Start PROVIDED MATERIAL

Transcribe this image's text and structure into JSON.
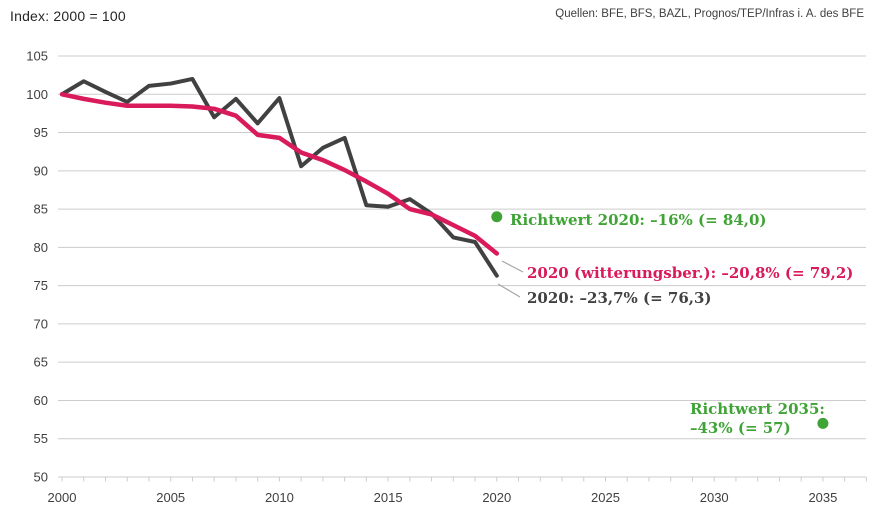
{
  "header": {
    "index_label": "Index: 2000 = 100",
    "sources": "Quellen: BFE, BFS, BAZL, Prognos/TEP/Infras i. A. des BFE"
  },
  "annotations": {
    "richtwert_2020": "Richtwert 2020: –16% (= 84,0)",
    "corrected_2020": "2020 (witterungsber.): –20,8% (= 79,2)",
    "raw_2020": "2020: –23,7% (= 76,3)",
    "richtwert_2035_line1": "Richtwert 2035:",
    "richtwert_2035_line2": "–43% (= 57)"
  },
  "colors": {
    "raw_line": "#414141",
    "corrected_line": "#d91a5b",
    "target_green": "#3fa435",
    "grid": "#cccccc",
    "axis_text": "#3f3f3f",
    "leader": "#a6a6a6"
  },
  "chart_data": {
    "type": "line",
    "title": "Index: 2000 = 100",
    "subtitle": "Quellen: BFE, BFS, BAZL, Prognos/TEP/Infras i. A. des BFE",
    "xlabel": "",
    "ylabel": "Index (2000 = 100)",
    "xlim": [
      2000,
      2037
    ],
    "ylim": [
      50,
      105
    ],
    "grid": true,
    "legend_position": "direct-labels",
    "y_ticks": [
      105,
      100,
      95,
      90,
      85,
      80,
      75,
      70,
      65,
      60,
      55,
      50
    ],
    "x_ticks_labeled": [
      2000,
      2005,
      2010,
      2015,
      2020,
      2025,
      2030,
      2035
    ],
    "x_minor_tick_every_year": true,
    "x": [
      2000,
      2001,
      2002,
      2003,
      2004,
      2005,
      2006,
      2007,
      2008,
      2009,
      2010,
      2011,
      2012,
      2013,
      2014,
      2015,
      2016,
      2017,
      2018,
      2019,
      2020
    ],
    "series": [
      {
        "name": "2020: –23,7% (= 76,3)",
        "color": "#414141",
        "width": 4,
        "values": [
          100.0,
          101.7,
          100.3,
          99.0,
          101.1,
          101.4,
          102.0,
          97.0,
          99.4,
          96.2,
          99.5,
          90.6,
          93.0,
          94.3,
          85.5,
          85.3,
          86.3,
          84.4,
          81.3,
          80.7,
          76.3
        ]
      },
      {
        "name": "2020 (witterungsber.): –20,8% (= 79,2)",
        "color": "#d91a5b",
        "width": 4.5,
        "values": [
          100.0,
          99.4,
          98.9,
          98.5,
          98.5,
          98.5,
          98.4,
          98.1,
          97.2,
          94.7,
          94.3,
          92.4,
          91.4,
          90.1,
          88.6,
          87.0,
          85.0,
          84.3,
          82.9,
          81.5,
          79.2
        ]
      }
    ],
    "targets": [
      {
        "label": "Richtwert 2020: –16% (= 84,0)",
        "year": 2020,
        "value": 84.0,
        "color": "#3fa435"
      },
      {
        "label": "Richtwert 2035: –43% (= 57)",
        "year": 2035,
        "value": 57,
        "color": "#3fa435"
      }
    ]
  }
}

End PROVIDED MATERIAL

AIM OF THE EXERCISE:
Check every line of the data, and copy the ones that contain "BAZL".

EXERCISE ANSWER:
    "sources": "Quellen: BFE, BFS, BAZL, Prognos/TEP/Infras i. A. des BFE"
    "subtitle": "Quellen: BFE, BFS, BAZL, Prognos/TEP/Infras i. A. des BFE",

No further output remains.